=== SOURCE DATA ===
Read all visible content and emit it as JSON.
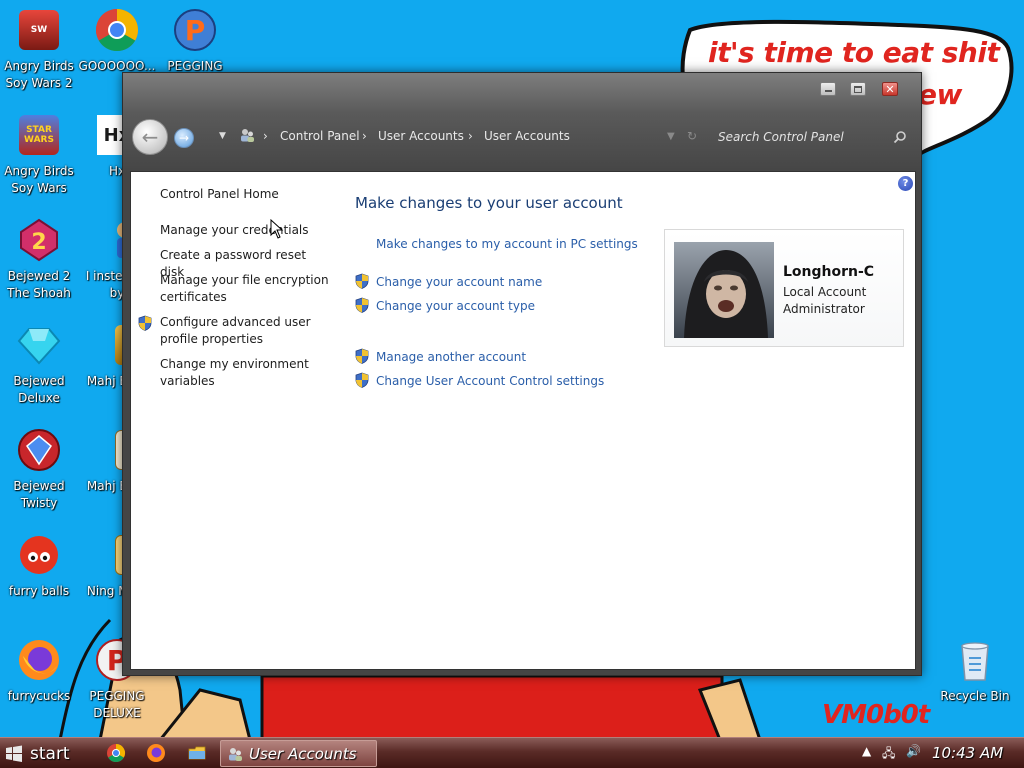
{
  "desktop": {
    "icons": [
      {
        "label": "Angry Birds Soy Wars 2",
        "icon": "angry-birds-star-wars-2-icon"
      },
      {
        "label": "GOOOOOO...",
        "icon": "chrome-icon"
      },
      {
        "label": "PEGGING",
        "icon": "pegging-icon"
      },
      {
        "label": "Angry Birds Soy Wars",
        "icon": "angry-birds-star-wars-icon"
      },
      {
        "label": "Hx",
        "icon": "hx-icon"
      },
      {
        "label": "Bejewed 2 The Shoah",
        "icon": "bejeweled-2-icon"
      },
      {
        "label": "I inste this by",
        "icon": "installer-icon"
      },
      {
        "label": "Bejewed Deluxe",
        "icon": "bejeweled-deluxe-icon"
      },
      {
        "label": "Mahj Esca",
        "icon": "mahjong-escape-icon"
      },
      {
        "label": "Bejewed Twisty",
        "icon": "bejeweled-twist-icon"
      },
      {
        "label": "Mahj Esca",
        "icon": "mahjong-escape-2-icon"
      },
      {
        "label": "furry balls",
        "icon": "furry-balls-icon"
      },
      {
        "label": "Ning MahJ",
        "icon": "ninja-mahjong-icon"
      },
      {
        "label": "furrycucks",
        "icon": "firefox-icon"
      },
      {
        "label": "PEGGING DELUXE",
        "icon": "pegging-deluxe-icon"
      },
      {
        "label": "Recycle Bin",
        "icon": "recycle-bin-icon"
      }
    ],
    "wallpaper_text_1": "it's time to eat shit",
    "wallpaper_text_2": "ew",
    "wallpaper_tag": "VM0b0t"
  },
  "window": {
    "title": "User Accounts",
    "address": {
      "crumbs": [
        "Control Panel",
        "User Accounts",
        "User Accounts"
      ],
      "separator": "›"
    },
    "search_placeholder": "Search Control Panel",
    "sidebar": {
      "items": [
        "Control Panel Home",
        "Manage your credentials",
        "Create a password reset disk",
        "Manage your file encryption certificates",
        "Configure advanced user profile properties",
        "Change my environment variables"
      ]
    },
    "main": {
      "title": "Make changes to your user account",
      "links": [
        "Make changes to my account in PC settings",
        "Change your account name",
        "Change your account type",
        "Manage another account",
        "Change User Account Control settings"
      ]
    },
    "account": {
      "name": "Longhorn-C",
      "type": "Local Account",
      "role": "Administrator"
    }
  },
  "taskbar": {
    "start_label": "start",
    "task_label": "User Accounts",
    "clock": "10:43 AM"
  },
  "colors": {
    "desktop_bg": "#10a9ef",
    "link": "#2a5ea9",
    "title": "#1a3e74",
    "taskbar": "#5a2b27"
  }
}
===
Reproduce all of the entries word for word, skipping any pictures they hold.

> CORRECT ANSWER:
Read all visible content and emit it as JSON.
{
  "desktop": {
    "icons": [
      {
        "label": "Angry Birds Soy Wars 2",
        "icon": "angry-birds-star-wars-2-icon"
      },
      {
        "label": "GOOOOOO...",
        "icon": "chrome-icon"
      },
      {
        "label": "PEGGING",
        "icon": "pegging-icon"
      },
      {
        "label": "Angry Birds Soy Wars",
        "icon": "angry-birds-star-wars-icon"
      },
      {
        "label": "Hx",
        "icon": "hx-icon"
      },
      {
        "label": "Bejewed 2 The Shoah",
        "icon": "bejeweled-2-icon"
      },
      {
        "label": "I inste this by",
        "icon": "installer-icon"
      },
      {
        "label": "Bejewed Deluxe",
        "icon": "bejeweled-deluxe-icon"
      },
      {
        "label": "Mahj Esca",
        "icon": "mahjong-escape-icon"
      },
      {
        "label": "Bejewed Twisty",
        "icon": "bejeweled-twist-icon"
      },
      {
        "label": "Mahj Esca",
        "icon": "mahjong-escape-2-icon"
      },
      {
        "label": "furry balls",
        "icon": "furry-balls-icon"
      },
      {
        "label": "Ning MahJ",
        "icon": "ninja-mahjong-icon"
      },
      {
        "label": "furrycucks",
        "icon": "firefox-icon"
      },
      {
        "label": "PEGGING DELUXE",
        "icon": "pegging-deluxe-icon"
      },
      {
        "label": "Recycle Bin",
        "icon": "recycle-bin-icon"
      }
    ],
    "wallpaper_text_1": "it's time to eat shit",
    "wallpaper_text_2": "ew",
    "wallpaper_tag": "VM0b0t"
  },
  "window": {
    "title": "User Accounts",
    "address": {
      "crumbs": [
        "Control Panel",
        "User Accounts",
        "User Accounts"
      ],
      "separator": "›"
    },
    "search_placeholder": "Search Control Panel",
    "sidebar": {
      "items": [
        "Control Panel Home",
        "Manage your credentials",
        "Create a password reset disk",
        "Manage your file encryption certificates",
        "Configure advanced user profile properties",
        "Change my environment variables"
      ]
    },
    "main": {
      "title": "Make changes to your user account",
      "links": [
        "Make changes to my account in PC settings",
        "Change your account name",
        "Change your account type",
        "Manage another account",
        "Change User Account Control settings"
      ]
    },
    "account": {
      "name": "Longhorn-C",
      "type": "Local Account",
      "role": "Administrator"
    }
  },
  "taskbar": {
    "start_label": "start",
    "task_label": "User Accounts",
    "clock": "10:43 AM"
  },
  "colors": {
    "desktop_bg": "#10a9ef",
    "link": "#2a5ea9",
    "title": "#1a3e74",
    "taskbar": "#5a2b27"
  }
}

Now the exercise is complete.